TASK STATEMENT:
Print all records exactly, leaving nothing out.

STORED RECORDS:
* * *

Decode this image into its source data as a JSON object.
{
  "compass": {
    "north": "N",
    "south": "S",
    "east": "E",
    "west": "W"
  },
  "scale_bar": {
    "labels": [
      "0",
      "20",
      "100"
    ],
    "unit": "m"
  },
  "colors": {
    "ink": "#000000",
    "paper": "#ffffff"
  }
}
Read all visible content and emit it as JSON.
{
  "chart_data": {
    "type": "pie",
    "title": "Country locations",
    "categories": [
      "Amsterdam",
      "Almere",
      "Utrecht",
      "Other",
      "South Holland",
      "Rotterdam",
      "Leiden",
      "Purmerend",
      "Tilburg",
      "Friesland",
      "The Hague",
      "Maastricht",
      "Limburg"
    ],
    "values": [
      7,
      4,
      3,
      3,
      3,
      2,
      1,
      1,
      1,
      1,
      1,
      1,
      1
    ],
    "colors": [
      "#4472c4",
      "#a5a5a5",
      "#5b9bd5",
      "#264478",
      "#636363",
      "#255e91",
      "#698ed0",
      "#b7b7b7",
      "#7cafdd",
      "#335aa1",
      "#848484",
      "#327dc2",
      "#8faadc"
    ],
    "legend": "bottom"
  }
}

* * *

CORRECT OUTPUT:
Decode this image into its source data as a JSON object.
{
  "compass": {
    "north": "N",
    "south": "S",
    "east": "E",
    "west": "W"
  },
  "scale_bar": {
    "labels": [
      "0",
      "20",
      "100"
    ],
    "unit": "m"
  },
  "colors": {
    "ink": "#000000",
    "paper": "#ffffff"
  }
}
Read all visible content and emit it as JSON.
{
  "chart_data": {
    "type": "pie",
    "title": "Country locations",
    "categories": [
      "Amsterdam",
      "Almere",
      "Utrecht",
      "Other",
      "South Holland",
      "Rotterdam",
      "Leiden",
      "Purmerend",
      "Tilburg",
      "Friesland",
      "The Hague",
      "Maastricht",
      "Limburg"
    ],
    "values": [
      7,
      4,
      3,
      3,
      3,
      2,
      1,
      1,
      1,
      1,
      1,
      1,
      1
    ],
    "colors": [
      "#4472c4",
      "#a5a5a5",
      "#5b9bd5",
      "#264478",
      "#636363",
      "#255e91",
      "#698ed0",
      "#b7b7b7",
      "#7cafdd",
      "#335aa1",
      "#848484",
      "#327dc2",
      "#8faadc"
    ],
    "legend": "bottom"
  }
}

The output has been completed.